**Objective:**
Copy the records below exactly as they appear.

**The input:**
▽
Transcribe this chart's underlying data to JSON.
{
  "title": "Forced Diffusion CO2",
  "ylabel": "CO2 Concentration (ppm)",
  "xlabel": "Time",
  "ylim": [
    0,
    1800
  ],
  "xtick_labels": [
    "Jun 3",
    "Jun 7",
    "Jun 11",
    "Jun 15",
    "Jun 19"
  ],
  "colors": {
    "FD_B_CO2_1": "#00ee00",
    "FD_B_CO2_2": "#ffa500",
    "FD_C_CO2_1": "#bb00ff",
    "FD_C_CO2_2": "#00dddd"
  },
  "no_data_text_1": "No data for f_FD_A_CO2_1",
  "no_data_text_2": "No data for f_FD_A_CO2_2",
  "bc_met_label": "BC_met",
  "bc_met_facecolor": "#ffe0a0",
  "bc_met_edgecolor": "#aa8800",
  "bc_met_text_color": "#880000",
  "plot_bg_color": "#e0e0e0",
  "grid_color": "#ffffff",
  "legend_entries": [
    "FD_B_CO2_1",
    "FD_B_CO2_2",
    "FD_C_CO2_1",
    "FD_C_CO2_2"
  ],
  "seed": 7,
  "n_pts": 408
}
△
**Task response:**
Transcribe this chart's underlying data to JSON.
{
  "title": "Forced Diffusion CO2",
  "ylabel": "CO2 Concentration (ppm)",
  "xlabel": "Time",
  "ylim": [
    0,
    1800
  ],
  "xtick_labels": [
    "Jun 3",
    "Jun 7",
    "Jun 11",
    "Jun 15",
    "Jun 19"
  ],
  "colors": {
    "FD_B_CO2_1": "#00ee00",
    "FD_B_CO2_2": "#ffa500",
    "FD_C_CO2_1": "#bb00ff",
    "FD_C_CO2_2": "#00dddd"
  },
  "no_data_text_1": "No data for f_FD_A_CO2_1",
  "no_data_text_2": "No data for f_FD_A_CO2_2",
  "bc_met_label": "BC_met",
  "bc_met_facecolor": "#ffe0a0",
  "bc_met_edgecolor": "#aa8800",
  "bc_met_text_color": "#880000",
  "plot_bg_color": "#e0e0e0",
  "grid_color": "#ffffff",
  "legend_entries": [
    "FD_B_CO2_1",
    "FD_B_CO2_2",
    "FD_C_CO2_1",
    "FD_C_CO2_2"
  ],
  "seed": 7,
  "n_pts": 408
}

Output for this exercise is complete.